DIRECTIONS:
Where a line contains the string "between", copy that line.

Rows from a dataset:
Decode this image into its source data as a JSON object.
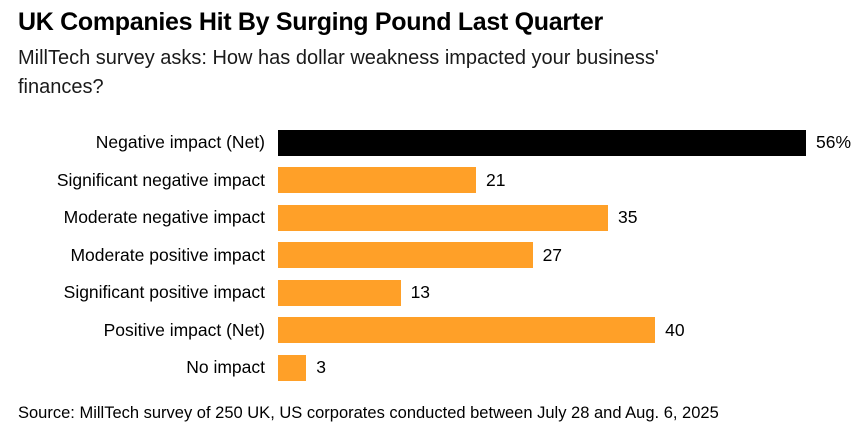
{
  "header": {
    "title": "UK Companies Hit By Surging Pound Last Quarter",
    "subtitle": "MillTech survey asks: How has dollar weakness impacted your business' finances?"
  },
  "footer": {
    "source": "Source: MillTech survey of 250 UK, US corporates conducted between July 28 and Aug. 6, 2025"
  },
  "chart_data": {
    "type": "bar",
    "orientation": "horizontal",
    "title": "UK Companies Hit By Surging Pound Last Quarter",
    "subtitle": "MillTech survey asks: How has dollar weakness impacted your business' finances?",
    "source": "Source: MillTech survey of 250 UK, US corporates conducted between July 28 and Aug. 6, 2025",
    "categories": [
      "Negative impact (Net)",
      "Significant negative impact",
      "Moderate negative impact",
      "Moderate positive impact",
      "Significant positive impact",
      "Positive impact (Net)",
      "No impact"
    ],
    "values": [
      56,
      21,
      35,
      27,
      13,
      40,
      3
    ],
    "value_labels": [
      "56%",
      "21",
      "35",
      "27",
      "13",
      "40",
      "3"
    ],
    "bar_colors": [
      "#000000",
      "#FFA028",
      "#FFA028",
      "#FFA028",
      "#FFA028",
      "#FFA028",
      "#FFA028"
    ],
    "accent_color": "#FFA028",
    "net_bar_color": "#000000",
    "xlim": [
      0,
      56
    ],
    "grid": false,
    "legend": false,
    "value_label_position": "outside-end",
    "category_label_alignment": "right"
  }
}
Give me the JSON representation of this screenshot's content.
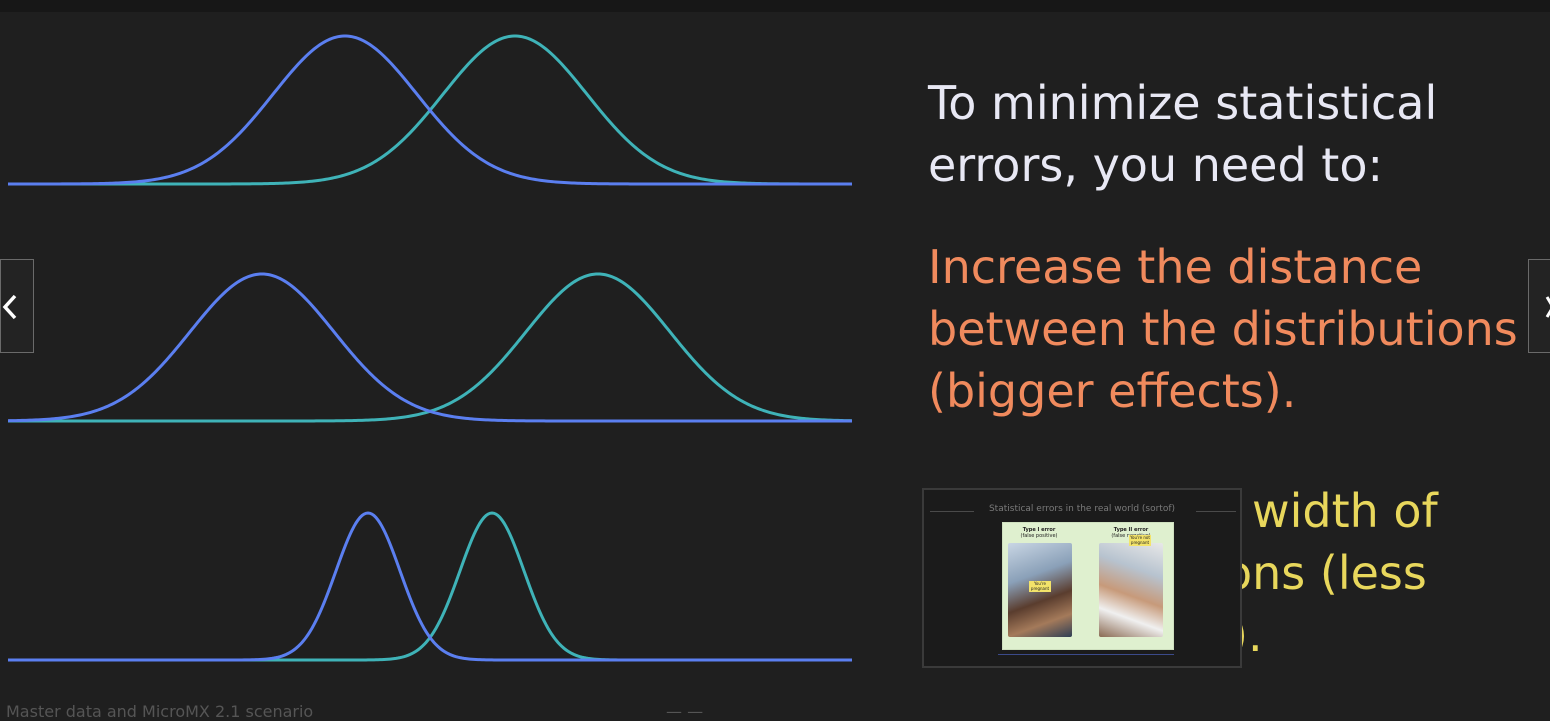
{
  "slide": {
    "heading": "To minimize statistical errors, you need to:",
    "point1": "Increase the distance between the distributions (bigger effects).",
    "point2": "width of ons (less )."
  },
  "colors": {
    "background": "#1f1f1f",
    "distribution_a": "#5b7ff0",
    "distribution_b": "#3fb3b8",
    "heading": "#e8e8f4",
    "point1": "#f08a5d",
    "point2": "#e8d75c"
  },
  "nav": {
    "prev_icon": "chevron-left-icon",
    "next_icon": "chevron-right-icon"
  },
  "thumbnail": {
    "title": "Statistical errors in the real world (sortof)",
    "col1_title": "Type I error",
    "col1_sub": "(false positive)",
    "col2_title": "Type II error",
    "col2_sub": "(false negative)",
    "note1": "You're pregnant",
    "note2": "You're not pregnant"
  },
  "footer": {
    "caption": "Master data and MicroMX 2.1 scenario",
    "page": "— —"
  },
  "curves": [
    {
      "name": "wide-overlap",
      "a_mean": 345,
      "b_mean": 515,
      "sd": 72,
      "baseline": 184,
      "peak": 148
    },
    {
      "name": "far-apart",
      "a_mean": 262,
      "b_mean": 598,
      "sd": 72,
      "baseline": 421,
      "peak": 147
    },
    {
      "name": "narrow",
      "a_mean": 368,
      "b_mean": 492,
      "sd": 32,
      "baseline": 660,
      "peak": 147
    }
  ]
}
---
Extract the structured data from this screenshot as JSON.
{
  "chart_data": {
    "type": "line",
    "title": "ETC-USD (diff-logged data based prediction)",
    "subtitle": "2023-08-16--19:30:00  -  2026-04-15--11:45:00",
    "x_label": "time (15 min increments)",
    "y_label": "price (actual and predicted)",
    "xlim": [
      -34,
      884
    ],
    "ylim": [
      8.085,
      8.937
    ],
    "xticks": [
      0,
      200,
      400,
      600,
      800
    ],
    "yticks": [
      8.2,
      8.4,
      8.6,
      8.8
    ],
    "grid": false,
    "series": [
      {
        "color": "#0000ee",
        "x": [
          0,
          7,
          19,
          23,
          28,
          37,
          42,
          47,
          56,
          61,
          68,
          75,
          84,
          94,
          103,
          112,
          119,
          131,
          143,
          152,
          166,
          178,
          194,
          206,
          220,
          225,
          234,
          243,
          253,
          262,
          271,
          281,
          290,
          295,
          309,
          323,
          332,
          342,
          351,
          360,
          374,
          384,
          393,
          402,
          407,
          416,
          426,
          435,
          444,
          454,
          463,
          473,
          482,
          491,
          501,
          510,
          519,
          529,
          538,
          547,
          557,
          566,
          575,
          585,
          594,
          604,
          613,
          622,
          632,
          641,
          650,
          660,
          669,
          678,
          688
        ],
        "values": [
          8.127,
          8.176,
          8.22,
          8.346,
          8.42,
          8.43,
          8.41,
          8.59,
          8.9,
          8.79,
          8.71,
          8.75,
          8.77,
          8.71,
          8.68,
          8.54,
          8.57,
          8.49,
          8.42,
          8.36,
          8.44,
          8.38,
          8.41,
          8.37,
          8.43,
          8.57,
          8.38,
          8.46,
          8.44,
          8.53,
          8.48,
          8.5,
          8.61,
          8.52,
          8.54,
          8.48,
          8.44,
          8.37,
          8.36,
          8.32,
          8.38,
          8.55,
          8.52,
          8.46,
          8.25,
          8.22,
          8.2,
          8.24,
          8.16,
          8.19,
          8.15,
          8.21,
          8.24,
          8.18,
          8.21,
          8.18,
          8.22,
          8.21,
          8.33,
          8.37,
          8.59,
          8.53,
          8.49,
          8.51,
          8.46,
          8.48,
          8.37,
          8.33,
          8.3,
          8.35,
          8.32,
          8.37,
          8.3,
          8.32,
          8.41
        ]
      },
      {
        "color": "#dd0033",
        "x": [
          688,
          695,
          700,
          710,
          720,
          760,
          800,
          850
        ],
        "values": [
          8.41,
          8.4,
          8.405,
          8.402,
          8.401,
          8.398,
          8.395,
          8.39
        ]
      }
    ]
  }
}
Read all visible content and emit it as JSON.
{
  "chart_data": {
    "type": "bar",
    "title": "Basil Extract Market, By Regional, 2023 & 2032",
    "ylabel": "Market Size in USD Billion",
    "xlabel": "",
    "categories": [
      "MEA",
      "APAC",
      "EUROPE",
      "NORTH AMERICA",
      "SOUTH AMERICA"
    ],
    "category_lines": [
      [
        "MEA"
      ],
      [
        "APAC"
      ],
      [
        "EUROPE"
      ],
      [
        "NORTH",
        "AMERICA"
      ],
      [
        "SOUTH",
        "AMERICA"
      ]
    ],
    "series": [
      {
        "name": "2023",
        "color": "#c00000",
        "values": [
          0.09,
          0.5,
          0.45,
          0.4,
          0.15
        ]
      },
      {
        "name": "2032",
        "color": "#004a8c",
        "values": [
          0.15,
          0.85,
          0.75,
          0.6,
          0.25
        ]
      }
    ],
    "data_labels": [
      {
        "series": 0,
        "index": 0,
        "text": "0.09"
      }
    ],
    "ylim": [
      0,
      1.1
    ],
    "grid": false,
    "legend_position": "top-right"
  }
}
* * *
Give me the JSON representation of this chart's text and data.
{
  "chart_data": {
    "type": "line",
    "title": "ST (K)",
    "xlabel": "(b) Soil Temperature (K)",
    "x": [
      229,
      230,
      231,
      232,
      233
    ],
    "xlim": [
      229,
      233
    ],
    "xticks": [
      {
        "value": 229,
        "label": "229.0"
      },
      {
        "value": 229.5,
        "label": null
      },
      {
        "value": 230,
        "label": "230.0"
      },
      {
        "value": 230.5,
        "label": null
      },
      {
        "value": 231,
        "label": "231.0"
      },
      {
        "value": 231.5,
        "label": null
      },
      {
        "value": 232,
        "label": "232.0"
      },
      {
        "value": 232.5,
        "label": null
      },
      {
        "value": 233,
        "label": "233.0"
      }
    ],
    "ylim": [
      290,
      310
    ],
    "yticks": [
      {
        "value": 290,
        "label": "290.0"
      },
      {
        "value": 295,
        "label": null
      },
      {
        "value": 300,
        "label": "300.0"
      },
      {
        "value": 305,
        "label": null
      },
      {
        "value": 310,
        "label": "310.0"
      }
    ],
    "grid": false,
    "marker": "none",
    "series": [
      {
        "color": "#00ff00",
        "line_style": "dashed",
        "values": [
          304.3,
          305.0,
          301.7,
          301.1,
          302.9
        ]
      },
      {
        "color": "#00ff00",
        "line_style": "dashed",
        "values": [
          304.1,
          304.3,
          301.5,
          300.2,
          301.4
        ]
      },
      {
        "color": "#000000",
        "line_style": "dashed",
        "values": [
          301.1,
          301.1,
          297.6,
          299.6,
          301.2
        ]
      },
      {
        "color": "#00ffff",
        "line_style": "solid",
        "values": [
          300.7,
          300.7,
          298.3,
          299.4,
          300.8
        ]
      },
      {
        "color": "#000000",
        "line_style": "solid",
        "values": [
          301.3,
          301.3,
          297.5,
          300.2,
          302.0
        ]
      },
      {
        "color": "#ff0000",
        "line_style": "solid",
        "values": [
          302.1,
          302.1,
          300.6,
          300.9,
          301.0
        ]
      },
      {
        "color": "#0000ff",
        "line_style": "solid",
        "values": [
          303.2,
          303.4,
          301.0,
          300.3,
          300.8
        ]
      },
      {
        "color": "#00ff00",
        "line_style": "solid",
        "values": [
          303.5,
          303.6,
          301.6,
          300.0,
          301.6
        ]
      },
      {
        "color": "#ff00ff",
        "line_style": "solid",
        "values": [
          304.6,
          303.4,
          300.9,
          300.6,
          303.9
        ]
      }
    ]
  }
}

EXERCISE RESPONSE:
    "source": "Source: MillTech survey of 250 UK, US corporates conducted between July 28 and Aug. 6, 2025"
    "source": "Source: MillTech survey of 250 UK, US corporates conducted between July 28 and Aug. 6, 2025",
    "point1": "Increase the distance between the distributions (bigger effects).",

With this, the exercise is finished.